- SHORT TASK -
Would you return the complete listing below word for word?

- DATA RECORDS -

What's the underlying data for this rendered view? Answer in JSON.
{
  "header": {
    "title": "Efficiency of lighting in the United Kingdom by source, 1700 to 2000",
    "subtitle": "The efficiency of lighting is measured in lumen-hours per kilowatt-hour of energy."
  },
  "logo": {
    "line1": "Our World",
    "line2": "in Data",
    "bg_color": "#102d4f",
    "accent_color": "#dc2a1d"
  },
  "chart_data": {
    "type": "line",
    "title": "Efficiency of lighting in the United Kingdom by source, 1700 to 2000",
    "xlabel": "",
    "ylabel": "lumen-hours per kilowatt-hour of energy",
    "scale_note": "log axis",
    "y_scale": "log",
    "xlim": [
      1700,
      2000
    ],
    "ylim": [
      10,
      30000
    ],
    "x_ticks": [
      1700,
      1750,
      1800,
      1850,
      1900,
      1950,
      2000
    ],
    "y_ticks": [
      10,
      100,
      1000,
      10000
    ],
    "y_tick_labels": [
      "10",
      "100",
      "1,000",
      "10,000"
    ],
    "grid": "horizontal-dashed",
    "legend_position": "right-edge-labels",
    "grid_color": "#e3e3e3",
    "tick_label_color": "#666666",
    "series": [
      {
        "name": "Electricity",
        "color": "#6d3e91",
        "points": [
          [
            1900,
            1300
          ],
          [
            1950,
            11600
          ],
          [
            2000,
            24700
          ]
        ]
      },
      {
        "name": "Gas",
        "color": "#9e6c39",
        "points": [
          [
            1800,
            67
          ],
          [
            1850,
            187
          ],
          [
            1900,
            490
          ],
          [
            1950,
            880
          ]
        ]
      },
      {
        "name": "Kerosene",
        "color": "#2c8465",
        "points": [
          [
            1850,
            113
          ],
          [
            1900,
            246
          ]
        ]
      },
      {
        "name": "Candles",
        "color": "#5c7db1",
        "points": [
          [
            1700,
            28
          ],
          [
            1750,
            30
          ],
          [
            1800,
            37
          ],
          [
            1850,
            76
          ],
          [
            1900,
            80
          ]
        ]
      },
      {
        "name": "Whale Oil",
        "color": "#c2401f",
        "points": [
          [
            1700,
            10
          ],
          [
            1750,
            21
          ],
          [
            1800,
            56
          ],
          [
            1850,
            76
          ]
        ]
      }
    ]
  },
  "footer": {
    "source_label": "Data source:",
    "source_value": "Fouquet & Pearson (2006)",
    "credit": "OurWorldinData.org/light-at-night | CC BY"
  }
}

- SOLUTION TO THE EXERCISE -
What's the underlying data for this rendered view? Answer in JSON.
{
  "header": {
    "title": "Efficiency of lighting in the United Kingdom by source, 1700 to 2000",
    "subtitle": "The efficiency of lighting is measured in lumen-hours per kilowatt-hour of energy."
  },
  "logo": {
    "line1": "Our World",
    "line2": "in Data",
    "bg_color": "#102d4f",
    "accent_color": "#dc2a1d"
  },
  "chart_data": {
    "type": "line",
    "title": "Efficiency of lighting in the United Kingdom by source, 1700 to 2000",
    "xlabel": "",
    "ylabel": "lumen-hours per kilowatt-hour of energy",
    "scale_note": "log axis",
    "y_scale": "log",
    "xlim": [
      1700,
      2000
    ],
    "ylim": [
      10,
      30000
    ],
    "x_ticks": [
      1700,
      1750,
      1800,
      1850,
      1900,
      1950,
      2000
    ],
    "y_ticks": [
      10,
      100,
      1000,
      10000
    ],
    "y_tick_labels": [
      "10",
      "100",
      "1,000",
      "10,000"
    ],
    "grid": "horizontal-dashed",
    "legend_position": "right-edge-labels",
    "grid_color": "#e3e3e3",
    "tick_label_color": "#666666",
    "series": [
      {
        "name": "Electricity",
        "color": "#6d3e91",
        "points": [
          [
            1900,
            1300
          ],
          [
            1950,
            11600
          ],
          [
            2000,
            24700
          ]
        ]
      },
      {
        "name": "Gas",
        "color": "#9e6c39",
        "points": [
          [
            1800,
            67
          ],
          [
            1850,
            187
          ],
          [
            1900,
            490
          ],
          [
            1950,
            880
          ]
        ]
      },
      {
        "name": "Kerosene",
        "color": "#2c8465",
        "points": [
          [
            1850,
            113
          ],
          [
            1900,
            246
          ]
        ]
      },
      {
        "name": "Candles",
        "color": "#5c7db1",
        "points": [
          [
            1700,
            28
          ],
          [
            1750,
            30
          ],
          [
            1800,
            37
          ],
          [
            1850,
            76
          ],
          [
            1900,
            80
          ]
        ]
      },
      {
        "name": "Whale Oil",
        "color": "#c2401f",
        "points": [
          [
            1700,
            10
          ],
          [
            1750,
            21
          ],
          [
            1800,
            56
          ],
          [
            1850,
            76
          ]
        ]
      }
    ]
  },
  "footer": {
    "source_label": "Data source:",
    "source_value": "Fouquet & Pearson (2006)",
    "credit": "OurWorldinData.org/light-at-night | CC BY"
  }
}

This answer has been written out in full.